** Begin **

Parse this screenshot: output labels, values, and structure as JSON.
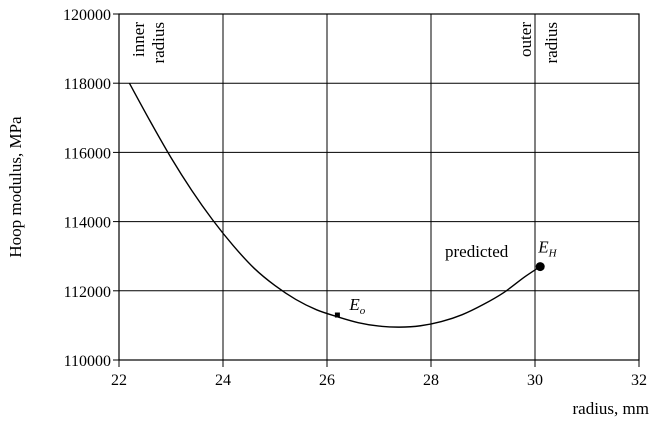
{
  "chart_data": {
    "type": "line",
    "xlabel": "radius, mm",
    "ylabel": "Hoop modulus, MPa",
    "xlim": [
      22,
      32
    ],
    "ylim": [
      110000,
      120000
    ],
    "x_ticks": [
      "22",
      "24",
      "26",
      "28",
      "30",
      "32"
    ],
    "y_ticks": [
      "110000",
      "112000",
      "114000",
      "116000",
      "118000",
      "120000"
    ],
    "grid": true,
    "series": [
      {
        "x": [
          22.2,
          22.6,
          23.0,
          23.4,
          23.8,
          24.2,
          24.6,
          25.0,
          25.4,
          25.8,
          26.2,
          26.6,
          27.0,
          27.4,
          27.8,
          28.2,
          28.6,
          29.0,
          29.4,
          29.8,
          30.1
        ],
        "y": [
          118000,
          116900,
          115850,
          114900,
          114050,
          113300,
          112650,
          112150,
          111750,
          111450,
          111250,
          111080,
          110980,
          110950,
          110990,
          111110,
          111310,
          111600,
          111950,
          112400,
          112700
        ]
      }
    ],
    "annotations": [
      {
        "text_top": "inner",
        "text_bottom": "radius"
      },
      {
        "text_top": "outer",
        "text_bottom": "radius"
      },
      {
        "text": "predicted"
      }
    ],
    "markers": [
      {
        "label": "E",
        "sub": "o",
        "x": 26.2,
        "y": 111300,
        "size": "small"
      },
      {
        "label": "E",
        "sub": "H",
        "x": 30.1,
        "y": 112700,
        "size": "large"
      }
    ]
  }
}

** End **

_Instructions to follow_
Return the listing above unchanged, apart from dropping its pictures.

_Result_
Parse this screenshot: output labels, values, and structure as JSON.
{
  "chart_data": {
    "type": "line",
    "xlabel": "radius, mm",
    "ylabel": "Hoop modulus, MPa",
    "xlim": [
      22,
      32
    ],
    "ylim": [
      110000,
      120000
    ],
    "x_ticks": [
      "22",
      "24",
      "26",
      "28",
      "30",
      "32"
    ],
    "y_ticks": [
      "110000",
      "112000",
      "114000",
      "116000",
      "118000",
      "120000"
    ],
    "grid": true,
    "series": [
      {
        "x": [
          22.2,
          22.6,
          23.0,
          23.4,
          23.8,
          24.2,
          24.6,
          25.0,
          25.4,
          25.8,
          26.2,
          26.6,
          27.0,
          27.4,
          27.8,
          28.2,
          28.6,
          29.0,
          29.4,
          29.8,
          30.1
        ],
        "y": [
          118000,
          116900,
          115850,
          114900,
          114050,
          113300,
          112650,
          112150,
          111750,
          111450,
          111250,
          111080,
          110980,
          110950,
          110990,
          111110,
          111310,
          111600,
          111950,
          112400,
          112700
        ]
      }
    ],
    "annotations": [
      {
        "text_top": "inner",
        "text_bottom": "radius"
      },
      {
        "text_top": "outer",
        "text_bottom": "radius"
      },
      {
        "text": "predicted"
      }
    ],
    "markers": [
      {
        "label": "E",
        "sub": "o",
        "x": 26.2,
        "y": 111300,
        "size": "small"
      },
      {
        "label": "E",
        "sub": "H",
        "x": 30.1,
        "y": 112700,
        "size": "large"
      }
    ]
  }
}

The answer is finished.